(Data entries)
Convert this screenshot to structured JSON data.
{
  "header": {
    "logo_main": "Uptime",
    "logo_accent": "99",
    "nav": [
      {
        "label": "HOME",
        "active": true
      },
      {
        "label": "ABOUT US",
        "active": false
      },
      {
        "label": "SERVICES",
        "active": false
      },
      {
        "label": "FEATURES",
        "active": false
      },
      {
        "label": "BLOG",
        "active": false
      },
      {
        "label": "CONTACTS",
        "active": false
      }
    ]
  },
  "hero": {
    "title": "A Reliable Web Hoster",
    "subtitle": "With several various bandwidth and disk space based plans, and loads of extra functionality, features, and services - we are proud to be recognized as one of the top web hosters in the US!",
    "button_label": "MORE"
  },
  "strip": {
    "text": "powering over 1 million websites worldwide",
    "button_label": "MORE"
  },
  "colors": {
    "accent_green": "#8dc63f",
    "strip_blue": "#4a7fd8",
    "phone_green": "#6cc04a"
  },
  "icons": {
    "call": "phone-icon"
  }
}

■ Aim of the exercise: Repeat each record exactly. Omit nothing.

■ Answer below:
Convert this screenshot to structured JSON data.
{
  "header": {
    "logo_main": "Uptime",
    "logo_accent": "99",
    "nav": [
      {
        "label": "HOME",
        "active": true
      },
      {
        "label": "ABOUT US",
        "active": false
      },
      {
        "label": "SERVICES",
        "active": false
      },
      {
        "label": "FEATURES",
        "active": false
      },
      {
        "label": "BLOG",
        "active": false
      },
      {
        "label": "CONTACTS",
        "active": false
      }
    ]
  },
  "hero": {
    "title": "A Reliable Web Hoster",
    "subtitle": "With several various bandwidth and disk space based plans, and loads of extra functionality, features, and services - we are proud to be recognized as one of the top web hosters in the US!",
    "button_label": "MORE"
  },
  "strip": {
    "text": "powering over 1 million websites worldwide",
    "button_label": "MORE"
  },
  "colors": {
    "accent_green": "#8dc63f",
    "strip_blue": "#4a7fd8",
    "phone_green": "#6cc04a"
  },
  "icons": {
    "call": "phone-icon"
  }
}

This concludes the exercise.